# [What to produce]
Write out the whole listing, matching it exactly.

-------------------------

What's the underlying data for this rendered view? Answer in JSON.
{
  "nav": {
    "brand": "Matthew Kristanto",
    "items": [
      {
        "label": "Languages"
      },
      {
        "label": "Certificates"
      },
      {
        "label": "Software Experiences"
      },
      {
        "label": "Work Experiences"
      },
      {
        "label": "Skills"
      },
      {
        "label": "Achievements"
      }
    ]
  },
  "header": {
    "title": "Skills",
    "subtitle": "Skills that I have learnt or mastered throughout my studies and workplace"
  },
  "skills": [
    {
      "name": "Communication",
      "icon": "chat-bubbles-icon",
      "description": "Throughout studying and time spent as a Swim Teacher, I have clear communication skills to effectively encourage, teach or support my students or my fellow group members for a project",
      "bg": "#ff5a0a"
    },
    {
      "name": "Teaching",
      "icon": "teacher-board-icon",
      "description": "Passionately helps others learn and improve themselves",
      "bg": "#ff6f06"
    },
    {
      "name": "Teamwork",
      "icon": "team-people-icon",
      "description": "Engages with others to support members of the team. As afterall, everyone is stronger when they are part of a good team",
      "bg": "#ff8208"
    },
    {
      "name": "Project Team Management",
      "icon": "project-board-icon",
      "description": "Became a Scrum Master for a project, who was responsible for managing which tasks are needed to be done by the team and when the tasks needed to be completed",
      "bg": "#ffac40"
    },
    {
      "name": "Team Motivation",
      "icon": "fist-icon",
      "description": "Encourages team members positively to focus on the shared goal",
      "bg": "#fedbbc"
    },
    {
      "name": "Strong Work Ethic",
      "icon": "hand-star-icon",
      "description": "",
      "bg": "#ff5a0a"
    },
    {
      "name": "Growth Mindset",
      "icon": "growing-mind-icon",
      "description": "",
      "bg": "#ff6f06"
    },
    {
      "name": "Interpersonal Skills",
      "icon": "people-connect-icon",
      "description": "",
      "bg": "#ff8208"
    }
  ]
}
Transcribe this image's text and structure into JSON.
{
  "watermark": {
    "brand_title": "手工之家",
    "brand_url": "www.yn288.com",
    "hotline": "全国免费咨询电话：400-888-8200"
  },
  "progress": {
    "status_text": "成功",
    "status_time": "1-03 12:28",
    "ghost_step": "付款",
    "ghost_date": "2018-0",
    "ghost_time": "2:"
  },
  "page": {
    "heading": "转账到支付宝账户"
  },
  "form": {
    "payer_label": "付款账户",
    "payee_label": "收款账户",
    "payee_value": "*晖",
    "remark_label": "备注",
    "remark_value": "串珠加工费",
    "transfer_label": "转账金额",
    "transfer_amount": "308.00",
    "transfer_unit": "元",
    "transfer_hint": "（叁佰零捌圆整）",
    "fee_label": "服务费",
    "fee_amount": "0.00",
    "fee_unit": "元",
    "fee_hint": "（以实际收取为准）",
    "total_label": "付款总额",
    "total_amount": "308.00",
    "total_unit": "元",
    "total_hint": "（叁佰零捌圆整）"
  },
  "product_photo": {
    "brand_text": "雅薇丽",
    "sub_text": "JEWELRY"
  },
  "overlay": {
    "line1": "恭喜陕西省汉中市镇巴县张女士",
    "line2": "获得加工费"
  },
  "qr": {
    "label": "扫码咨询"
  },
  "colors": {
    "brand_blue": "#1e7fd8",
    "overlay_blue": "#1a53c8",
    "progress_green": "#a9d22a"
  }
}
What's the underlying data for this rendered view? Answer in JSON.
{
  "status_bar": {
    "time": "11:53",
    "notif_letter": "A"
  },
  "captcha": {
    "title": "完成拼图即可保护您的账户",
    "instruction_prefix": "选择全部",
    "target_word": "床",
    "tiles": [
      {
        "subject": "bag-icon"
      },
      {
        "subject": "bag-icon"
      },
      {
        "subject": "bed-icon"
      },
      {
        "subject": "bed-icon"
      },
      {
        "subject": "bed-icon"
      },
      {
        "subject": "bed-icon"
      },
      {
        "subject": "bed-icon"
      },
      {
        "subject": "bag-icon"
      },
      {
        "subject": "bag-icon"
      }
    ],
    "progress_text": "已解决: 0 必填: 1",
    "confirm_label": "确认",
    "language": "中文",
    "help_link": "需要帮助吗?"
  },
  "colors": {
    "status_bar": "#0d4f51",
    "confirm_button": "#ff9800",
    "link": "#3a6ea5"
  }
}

-------------------------

# [Written solution]
What's the underlying data for this rendered view? Answer in JSON.
{
  "nav": {
    "brand": "Matthew Kristanto",
    "items": [
      {
        "label": "Languages"
      },
      {
        "label": "Certificates"
      },
      {
        "label": "Software Experiences"
      },
      {
        "label": "Work Experiences"
      },
      {
        "label": "Skills"
      },
      {
        "label": "Achievements"
      }
    ]
  },
  "header": {
    "title": "Skills",
    "subtitle": "Skills that I have learnt or mastered throughout my studies and workplace"
  },
  "skills": [
    {
      "name": "Communication",
      "icon": "chat-bubbles-icon",
      "description": "Throughout studying and time spent as a Swim Teacher, I have clear communication skills to effectively encourage, teach or support my students or my fellow group members for a project",
      "bg": "#ff5a0a"
    },
    {
      "name": "Teaching",
      "icon": "teacher-board-icon",
      "description": "Passionately helps others learn and improve themselves",
      "bg": "#ff6f06"
    },
    {
      "name": "Teamwork",
      "icon": "team-people-icon",
      "description": "Engages with others to support members of the team. As afterall, everyone is stronger when they are part of a good team",
      "bg": "#ff8208"
    },
    {
      "name": "Project Team Management",
      "icon": "project-board-icon",
      "description": "Became a Scrum Master for a project, who was responsible for managing which tasks are needed to be done by the team and when the tasks needed to be completed",
      "bg": "#ffac40"
    },
    {
      "name": "Team Motivation",
      "icon": "fist-icon",
      "description": "Encourages team members positively to focus on the shared goal",
      "bg": "#fedbbc"
    },
    {
      "name": "Strong Work Ethic",
      "icon": "hand-star-icon",
      "description": "",
      "bg": "#ff5a0a"
    },
    {
      "name": "Growth Mindset",
      "icon": "growing-mind-icon",
      "description": "",
      "bg": "#ff6f06"
    },
    {
      "name": "Interpersonal Skills",
      "icon": "people-connect-icon",
      "description": "",
      "bg": "#ff8208"
    }
  ]
}
Transcribe this image's text and structure into JSON.
{
  "watermark": {
    "brand_title": "手工之家",
    "brand_url": "www.yn288.com",
    "hotline": "全国免费咨询电话：400-888-8200"
  },
  "progress": {
    "status_text": "成功",
    "status_time": "1-03 12:28",
    "ghost_step": "付款",
    "ghost_date": "2018-0",
    "ghost_time": "2:"
  },
  "page": {
    "heading": "转账到支付宝账户"
  },
  "form": {
    "payer_label": "付款账户",
    "payee_label": "收款账户",
    "payee_value": "*晖",
    "remark_label": "备注",
    "remark_value": "串珠加工费",
    "transfer_label": "转账金额",
    "transfer_amount": "308.00",
    "transfer_unit": "元",
    "transfer_hint": "（叁佰零捌圆整）",
    "fee_label": "服务费",
    "fee_amount": "0.00",
    "fee_unit": "元",
    "fee_hint": "（以实际收取为准）",
    "total_label": "付款总额",
    "total_amount": "308.00",
    "total_unit": "元",
    "total_hint": "（叁佰零捌圆整）"
  },
  "product_photo": {
    "brand_text": "雅薇丽",
    "sub_text": "JEWELRY"
  },
  "overlay": {
    "line1": "恭喜陕西省汉中市镇巴县张女士",
    "line2": "获得加工费"
  },
  "qr": {
    "label": "扫码咨询"
  },
  "colors": {
    "brand_blue": "#1e7fd8",
    "overlay_blue": "#1a53c8",
    "progress_green": "#a9d22a"
  }
}
What's the underlying data for this rendered view? Answer in JSON.
{
  "status_bar": {
    "time": "11:53",
    "notif_letter": "A"
  },
  "captcha": {
    "title": "完成拼图即可保护您的账户",
    "instruction_prefix": "选择全部",
    "target_word": "床",
    "tiles": [
      {
        "subject": "bag-icon"
      },
      {
        "subject": "bag-icon"
      },
      {
        "subject": "bed-icon"
      },
      {
        "subject": "bed-icon"
      },
      {
        "subject": "bed-icon"
      },
      {
        "subject": "bed-icon"
      },
      {
        "subject": "bed-icon"
      },
      {
        "subject": "bag-icon"
      },
      {
        "subject": "bag-icon"
      }
    ],
    "progress_text": "已解决: 0 必填: 1",
    "confirm_label": "确认",
    "language": "中文",
    "help_link": "需要帮助吗?"
  },
  "colors": {
    "status_bar": "#0d4f51",
    "confirm_button": "#ff9800",
    "link": "#3a6ea5"
  }
}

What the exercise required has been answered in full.